EXERCISE —
Determine how many lines hold "color" and give only that number.

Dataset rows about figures
— Begin —
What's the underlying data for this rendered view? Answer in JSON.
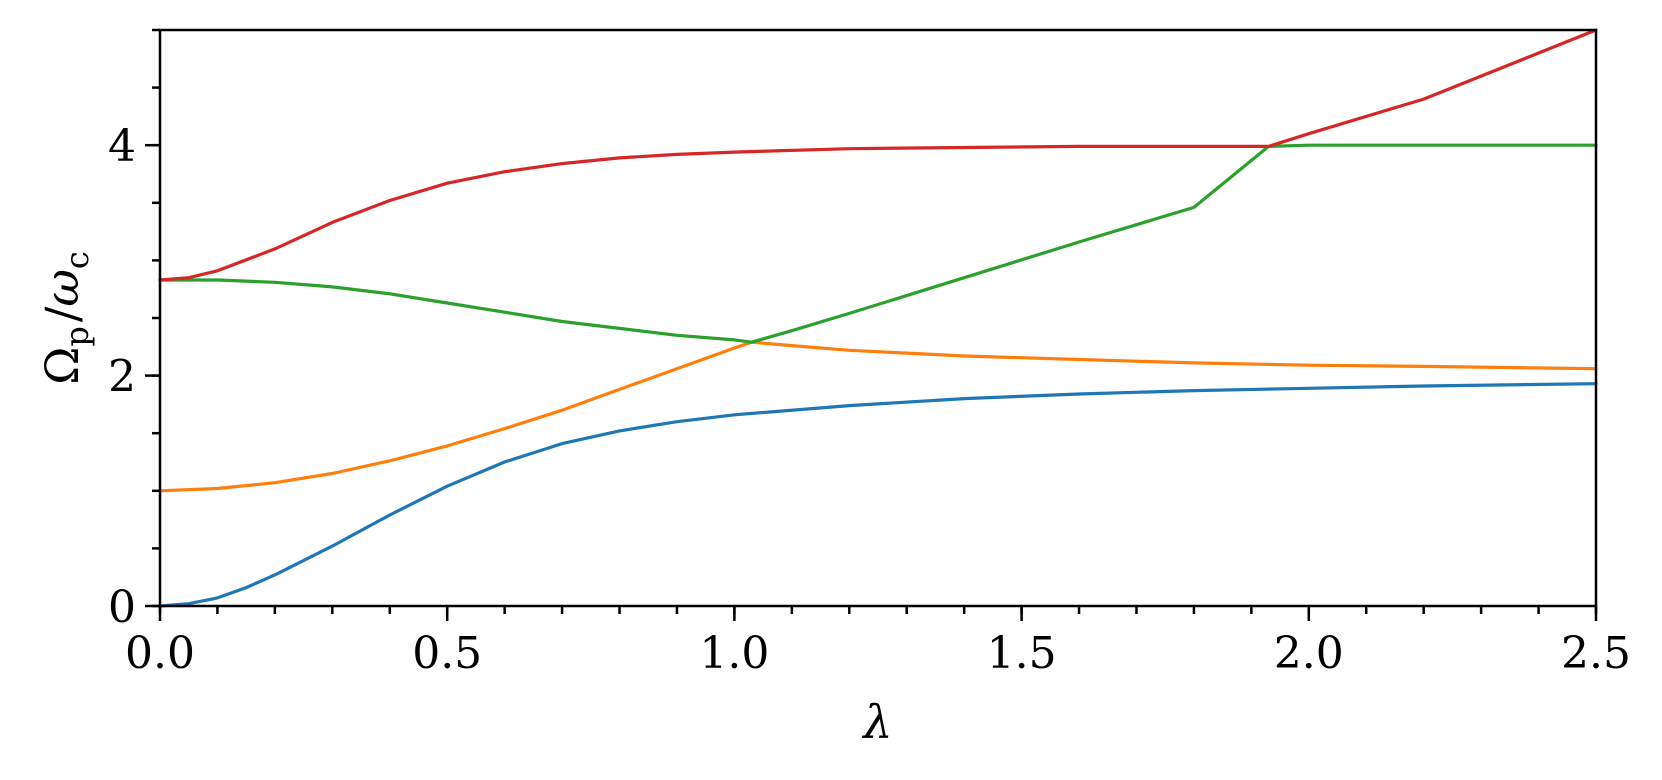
{
  "chart_data": {
    "type": "line",
    "xlabel": "λ",
    "ylabel_main": "Ω",
    "ylabel_sub1": "p",
    "ylabel_slash": "/",
    "ylabel_omega": "ω",
    "ylabel_sub2": "c",
    "xlim": [
      0,
      2.5
    ],
    "ylim": [
      0,
      5
    ],
    "x_ticks": [
      0.0,
      0.5,
      1.0,
      1.5,
      2.0,
      2.5
    ],
    "x_tick_labels": [
      "0.0",
      "0.5",
      "1.0",
      "1.5",
      "2.0",
      "2.5"
    ],
    "x_minor_step": 0.1,
    "y_ticks": [
      0,
      2,
      4
    ],
    "y_tick_labels": [
      "0",
      "2",
      "4"
    ],
    "y_minor_step": 0.5,
    "grid": false,
    "series": [
      {
        "color": "#1f77b4",
        "x": [
          0,
          0.05,
          0.1,
          0.15,
          0.2,
          0.3,
          0.4,
          0.5,
          0.6,
          0.7,
          0.8,
          0.9,
          1.0,
          1.2,
          1.4,
          1.6,
          1.8,
          2.0,
          2.2,
          2.5
        ],
        "y": [
          0,
          0.02,
          0.07,
          0.16,
          0.27,
          0.52,
          0.79,
          1.04,
          1.25,
          1.41,
          1.52,
          1.6,
          1.66,
          1.74,
          1.8,
          1.84,
          1.87,
          1.89,
          1.91,
          1.93
        ]
      },
      {
        "color": "#ff7f0e",
        "x": [
          0,
          0.1,
          0.2,
          0.3,
          0.4,
          0.5,
          0.6,
          0.7,
          0.8,
          0.9,
          1.0,
          1.03,
          1.1,
          1.2,
          1.4,
          1.6,
          1.8,
          2.0,
          2.2,
          2.5
        ],
        "y": [
          1.0,
          1.02,
          1.07,
          1.15,
          1.26,
          1.39,
          1.54,
          1.7,
          1.88,
          2.06,
          2.24,
          2.29,
          2.26,
          2.22,
          2.17,
          2.14,
          2.11,
          2.09,
          2.08,
          2.06
        ]
      },
      {
        "color": "#2ca02c",
        "x": [
          0,
          0.1,
          0.2,
          0.3,
          0.4,
          0.5,
          0.6,
          0.7,
          0.8,
          0.9,
          1.0,
          1.03,
          1.1,
          1.2,
          1.4,
          1.6,
          1.8,
          1.93,
          2.0,
          2.2,
          2.5
        ],
        "y": [
          2.83,
          2.83,
          2.81,
          2.77,
          2.71,
          2.63,
          2.55,
          2.47,
          2.41,
          2.35,
          2.31,
          2.29,
          2.39,
          2.54,
          2.85,
          3.16,
          3.46,
          3.99,
          4.0,
          4.0,
          4.0
        ]
      },
      {
        "color": "#d62728",
        "x": [
          0,
          0.05,
          0.1,
          0.2,
          0.3,
          0.4,
          0.5,
          0.6,
          0.7,
          0.8,
          0.9,
          1.0,
          1.2,
          1.4,
          1.6,
          1.8,
          1.93,
          2.0,
          2.2,
          2.5
        ],
        "y": [
          2.83,
          2.85,
          2.91,
          3.1,
          3.33,
          3.52,
          3.67,
          3.77,
          3.84,
          3.89,
          3.92,
          3.94,
          3.97,
          3.98,
          3.99,
          3.99,
          3.99,
          4.1,
          4.4,
          5.0
        ]
      }
    ]
  }
}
— End —
SOLUTION TO THE PROBLEM —
4